> Exercise description
Check each line of the listing, and copy it if it contains the word "from".

> Listed records
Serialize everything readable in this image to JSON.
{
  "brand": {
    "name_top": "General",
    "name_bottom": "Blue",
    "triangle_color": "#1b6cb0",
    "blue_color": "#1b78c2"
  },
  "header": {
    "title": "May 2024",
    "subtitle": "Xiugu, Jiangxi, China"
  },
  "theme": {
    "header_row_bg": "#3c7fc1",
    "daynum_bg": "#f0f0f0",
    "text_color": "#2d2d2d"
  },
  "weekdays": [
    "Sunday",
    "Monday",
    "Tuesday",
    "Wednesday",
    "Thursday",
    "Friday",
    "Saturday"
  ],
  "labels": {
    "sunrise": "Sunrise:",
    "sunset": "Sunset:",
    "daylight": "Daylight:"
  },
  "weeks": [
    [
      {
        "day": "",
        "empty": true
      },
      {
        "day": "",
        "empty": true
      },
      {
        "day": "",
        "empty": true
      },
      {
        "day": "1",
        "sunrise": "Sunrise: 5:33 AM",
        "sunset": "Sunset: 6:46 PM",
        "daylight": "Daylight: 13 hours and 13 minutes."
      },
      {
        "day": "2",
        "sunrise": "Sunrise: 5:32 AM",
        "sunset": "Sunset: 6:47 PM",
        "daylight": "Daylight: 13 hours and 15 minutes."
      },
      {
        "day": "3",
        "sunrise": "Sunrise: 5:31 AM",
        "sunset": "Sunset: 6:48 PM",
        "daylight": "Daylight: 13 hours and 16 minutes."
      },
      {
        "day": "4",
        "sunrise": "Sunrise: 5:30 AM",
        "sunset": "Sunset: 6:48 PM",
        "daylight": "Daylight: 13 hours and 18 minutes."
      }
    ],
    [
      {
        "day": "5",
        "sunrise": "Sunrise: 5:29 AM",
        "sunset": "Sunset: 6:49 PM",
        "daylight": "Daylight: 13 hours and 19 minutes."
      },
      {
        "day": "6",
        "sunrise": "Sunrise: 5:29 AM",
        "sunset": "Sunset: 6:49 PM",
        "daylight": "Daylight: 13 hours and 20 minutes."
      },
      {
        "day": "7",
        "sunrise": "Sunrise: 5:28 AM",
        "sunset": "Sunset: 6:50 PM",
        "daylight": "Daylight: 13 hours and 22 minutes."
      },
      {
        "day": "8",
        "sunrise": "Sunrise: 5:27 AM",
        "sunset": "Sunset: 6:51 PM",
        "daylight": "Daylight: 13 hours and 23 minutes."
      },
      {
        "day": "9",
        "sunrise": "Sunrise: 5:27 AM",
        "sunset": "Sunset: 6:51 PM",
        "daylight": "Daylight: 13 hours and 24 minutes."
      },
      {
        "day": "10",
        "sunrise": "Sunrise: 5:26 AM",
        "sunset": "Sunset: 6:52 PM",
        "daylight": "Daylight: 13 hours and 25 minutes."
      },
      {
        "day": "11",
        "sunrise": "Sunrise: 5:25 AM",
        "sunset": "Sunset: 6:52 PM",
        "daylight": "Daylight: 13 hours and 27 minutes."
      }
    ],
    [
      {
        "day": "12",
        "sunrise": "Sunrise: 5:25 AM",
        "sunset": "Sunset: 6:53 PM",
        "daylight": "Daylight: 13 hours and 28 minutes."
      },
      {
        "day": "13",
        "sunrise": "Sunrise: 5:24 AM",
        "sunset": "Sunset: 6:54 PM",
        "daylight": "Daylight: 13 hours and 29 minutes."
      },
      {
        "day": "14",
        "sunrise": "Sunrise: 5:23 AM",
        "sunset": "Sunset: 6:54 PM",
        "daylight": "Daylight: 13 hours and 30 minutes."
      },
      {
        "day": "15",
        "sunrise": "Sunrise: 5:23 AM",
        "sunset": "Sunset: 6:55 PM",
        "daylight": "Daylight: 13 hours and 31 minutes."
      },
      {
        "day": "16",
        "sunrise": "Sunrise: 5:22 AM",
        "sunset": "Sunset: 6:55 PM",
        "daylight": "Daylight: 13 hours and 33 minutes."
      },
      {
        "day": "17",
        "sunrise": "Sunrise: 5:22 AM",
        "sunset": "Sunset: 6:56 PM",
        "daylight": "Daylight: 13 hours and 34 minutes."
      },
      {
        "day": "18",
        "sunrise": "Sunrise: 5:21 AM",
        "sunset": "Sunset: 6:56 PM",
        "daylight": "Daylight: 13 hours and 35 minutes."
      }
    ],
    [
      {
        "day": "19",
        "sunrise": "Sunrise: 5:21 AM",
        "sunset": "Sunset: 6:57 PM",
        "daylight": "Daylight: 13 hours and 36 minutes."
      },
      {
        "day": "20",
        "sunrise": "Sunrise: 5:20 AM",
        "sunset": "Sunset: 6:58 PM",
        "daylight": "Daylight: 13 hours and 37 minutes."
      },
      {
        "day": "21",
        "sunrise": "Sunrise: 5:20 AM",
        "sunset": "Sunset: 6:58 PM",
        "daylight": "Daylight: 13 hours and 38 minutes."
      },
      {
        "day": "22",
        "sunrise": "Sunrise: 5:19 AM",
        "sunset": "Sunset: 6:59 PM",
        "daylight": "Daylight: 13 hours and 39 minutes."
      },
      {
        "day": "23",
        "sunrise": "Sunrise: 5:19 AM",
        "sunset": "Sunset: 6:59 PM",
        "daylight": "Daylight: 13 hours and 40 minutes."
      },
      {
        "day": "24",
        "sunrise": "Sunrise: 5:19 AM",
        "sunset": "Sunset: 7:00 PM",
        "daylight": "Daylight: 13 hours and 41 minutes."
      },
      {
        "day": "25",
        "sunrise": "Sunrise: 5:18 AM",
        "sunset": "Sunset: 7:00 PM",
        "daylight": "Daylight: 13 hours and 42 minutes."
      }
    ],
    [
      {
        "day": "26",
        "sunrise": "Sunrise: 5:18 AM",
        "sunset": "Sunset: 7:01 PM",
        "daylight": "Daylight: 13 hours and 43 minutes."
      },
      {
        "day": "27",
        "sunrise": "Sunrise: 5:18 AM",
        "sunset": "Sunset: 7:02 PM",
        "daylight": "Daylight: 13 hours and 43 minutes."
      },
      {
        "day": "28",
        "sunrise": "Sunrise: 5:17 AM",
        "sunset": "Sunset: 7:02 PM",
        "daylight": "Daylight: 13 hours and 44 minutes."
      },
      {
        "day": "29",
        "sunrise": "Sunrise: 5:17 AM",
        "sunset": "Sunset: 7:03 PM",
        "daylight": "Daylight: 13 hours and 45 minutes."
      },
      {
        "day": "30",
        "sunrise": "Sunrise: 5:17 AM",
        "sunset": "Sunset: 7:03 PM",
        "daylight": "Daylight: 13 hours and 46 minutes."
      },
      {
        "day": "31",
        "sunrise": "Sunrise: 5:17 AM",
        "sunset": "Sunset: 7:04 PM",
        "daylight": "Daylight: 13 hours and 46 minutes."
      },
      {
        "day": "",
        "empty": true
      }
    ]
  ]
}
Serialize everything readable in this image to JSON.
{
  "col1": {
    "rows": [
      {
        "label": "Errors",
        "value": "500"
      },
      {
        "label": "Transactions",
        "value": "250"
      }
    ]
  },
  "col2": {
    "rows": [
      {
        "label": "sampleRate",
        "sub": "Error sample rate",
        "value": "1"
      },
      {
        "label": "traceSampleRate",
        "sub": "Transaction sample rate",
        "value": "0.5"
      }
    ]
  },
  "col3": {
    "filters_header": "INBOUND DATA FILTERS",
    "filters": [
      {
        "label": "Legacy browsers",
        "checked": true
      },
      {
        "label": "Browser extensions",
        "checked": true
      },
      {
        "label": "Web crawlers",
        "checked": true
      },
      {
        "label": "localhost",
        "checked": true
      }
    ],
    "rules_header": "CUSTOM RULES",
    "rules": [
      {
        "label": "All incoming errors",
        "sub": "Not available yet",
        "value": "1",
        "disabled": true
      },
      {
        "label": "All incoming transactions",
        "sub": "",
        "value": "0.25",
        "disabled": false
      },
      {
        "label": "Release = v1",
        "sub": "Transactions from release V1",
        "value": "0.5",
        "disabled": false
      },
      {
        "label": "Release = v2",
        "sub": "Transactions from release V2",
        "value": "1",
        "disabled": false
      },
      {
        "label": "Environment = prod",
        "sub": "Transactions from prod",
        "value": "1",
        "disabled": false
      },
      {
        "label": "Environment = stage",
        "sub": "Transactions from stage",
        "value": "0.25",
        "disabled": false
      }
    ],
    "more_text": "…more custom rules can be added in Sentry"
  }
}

> Task response
        "sub": "Transactions from release V1",
        "sub": "Transactions from release V2",
        "sub": "Transactions from prod",
        "sub": "Transactions from stage",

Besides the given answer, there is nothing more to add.